■ Data shown ■
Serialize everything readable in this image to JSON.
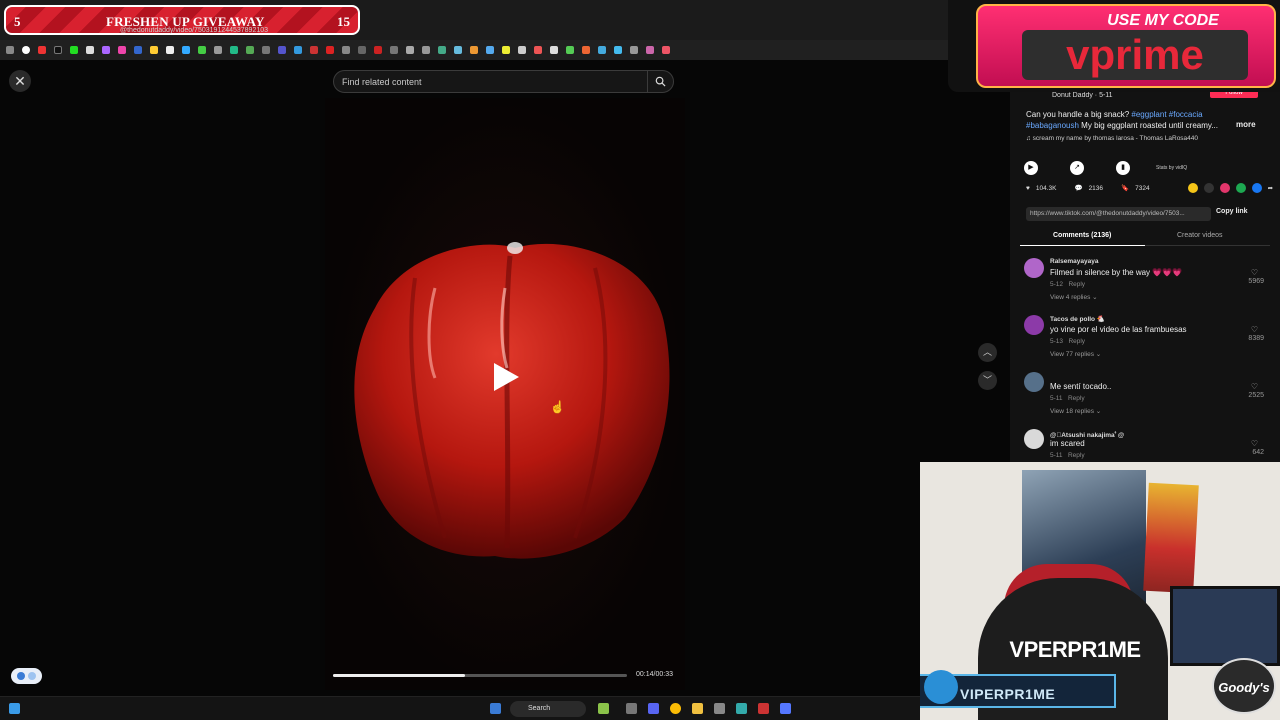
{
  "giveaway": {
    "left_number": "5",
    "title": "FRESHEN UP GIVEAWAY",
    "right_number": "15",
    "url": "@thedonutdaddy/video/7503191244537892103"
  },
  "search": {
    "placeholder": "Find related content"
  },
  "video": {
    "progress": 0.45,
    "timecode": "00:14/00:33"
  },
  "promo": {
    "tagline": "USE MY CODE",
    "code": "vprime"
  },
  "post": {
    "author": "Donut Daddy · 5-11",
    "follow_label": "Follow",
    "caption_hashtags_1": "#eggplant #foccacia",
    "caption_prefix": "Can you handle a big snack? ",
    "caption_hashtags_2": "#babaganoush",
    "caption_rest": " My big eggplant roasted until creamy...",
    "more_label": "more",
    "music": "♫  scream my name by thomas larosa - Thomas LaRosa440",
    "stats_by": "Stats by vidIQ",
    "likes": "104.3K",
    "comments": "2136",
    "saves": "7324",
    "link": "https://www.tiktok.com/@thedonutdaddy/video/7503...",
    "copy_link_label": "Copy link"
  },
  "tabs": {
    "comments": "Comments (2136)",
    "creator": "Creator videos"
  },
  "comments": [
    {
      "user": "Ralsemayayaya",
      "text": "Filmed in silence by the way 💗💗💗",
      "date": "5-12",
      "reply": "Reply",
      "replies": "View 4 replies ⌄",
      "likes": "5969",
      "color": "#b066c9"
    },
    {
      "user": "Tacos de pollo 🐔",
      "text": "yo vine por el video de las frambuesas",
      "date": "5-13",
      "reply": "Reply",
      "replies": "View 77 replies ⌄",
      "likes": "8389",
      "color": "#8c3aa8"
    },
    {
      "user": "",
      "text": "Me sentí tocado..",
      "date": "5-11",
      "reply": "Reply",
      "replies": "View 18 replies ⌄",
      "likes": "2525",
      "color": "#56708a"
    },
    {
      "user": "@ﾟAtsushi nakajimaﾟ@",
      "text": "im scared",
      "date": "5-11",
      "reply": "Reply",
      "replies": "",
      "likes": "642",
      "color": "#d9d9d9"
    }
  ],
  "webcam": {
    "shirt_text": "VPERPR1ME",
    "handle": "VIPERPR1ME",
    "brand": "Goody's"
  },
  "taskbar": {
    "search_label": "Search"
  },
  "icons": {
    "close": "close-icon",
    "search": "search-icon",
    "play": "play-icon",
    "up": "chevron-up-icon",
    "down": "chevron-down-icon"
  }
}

■ Description of the task ■
Each line of the material must be retyped exactly, except that images are omitted.

■ Task response ■
Serialize everything readable in this image to JSON.
{
  "giveaway": {
    "left_number": "5",
    "title": "FRESHEN UP GIVEAWAY",
    "right_number": "15",
    "url": "@thedonutdaddy/video/7503191244537892103"
  },
  "search": {
    "placeholder": "Find related content"
  },
  "video": {
    "progress": 0.45,
    "timecode": "00:14/00:33"
  },
  "promo": {
    "tagline": "USE MY CODE",
    "code": "vprime"
  },
  "post": {
    "author": "Donut Daddy · 5-11",
    "follow_label": "Follow",
    "caption_hashtags_1": "#eggplant #foccacia",
    "caption_prefix": "Can you handle a big snack? ",
    "caption_hashtags_2": "#babaganoush",
    "caption_rest": " My big eggplant roasted until creamy...",
    "more_label": "more",
    "music": "♫  scream my name by thomas larosa - Thomas LaRosa440",
    "stats_by": "Stats by vidIQ",
    "likes": "104.3K",
    "comments": "2136",
    "saves": "7324",
    "link": "https://www.tiktok.com/@thedonutdaddy/video/7503...",
    "copy_link_label": "Copy link"
  },
  "tabs": {
    "comments": "Comments (2136)",
    "creator": "Creator videos"
  },
  "comments": [
    {
      "user": "Ralsemayayaya",
      "text": "Filmed in silence by the way 💗💗💗",
      "date": "5-12",
      "reply": "Reply",
      "replies": "View 4 replies ⌄",
      "likes": "5969",
      "color": "#b066c9"
    },
    {
      "user": "Tacos de pollo 🐔",
      "text": "yo vine por el video de las frambuesas",
      "date": "5-13",
      "reply": "Reply",
      "replies": "View 77 replies ⌄",
      "likes": "8389",
      "color": "#8c3aa8"
    },
    {
      "user": "",
      "text": "Me sentí tocado..",
      "date": "5-11",
      "reply": "Reply",
      "replies": "View 18 replies ⌄",
      "likes": "2525",
      "color": "#56708a"
    },
    {
      "user": "@ﾟAtsushi nakajimaﾟ@",
      "text": "im scared",
      "date": "5-11",
      "reply": "Reply",
      "replies": "",
      "likes": "642",
      "color": "#d9d9d9"
    }
  ],
  "webcam": {
    "shirt_text": "VPERPR1ME",
    "handle": "VIPERPR1ME",
    "brand": "Goody's"
  },
  "taskbar": {
    "search_label": "Search"
  },
  "icons": {
    "close": "close-icon",
    "search": "search-icon",
    "play": "play-icon",
    "up": "chevron-up-icon",
    "down": "chevron-down-icon"
  }
}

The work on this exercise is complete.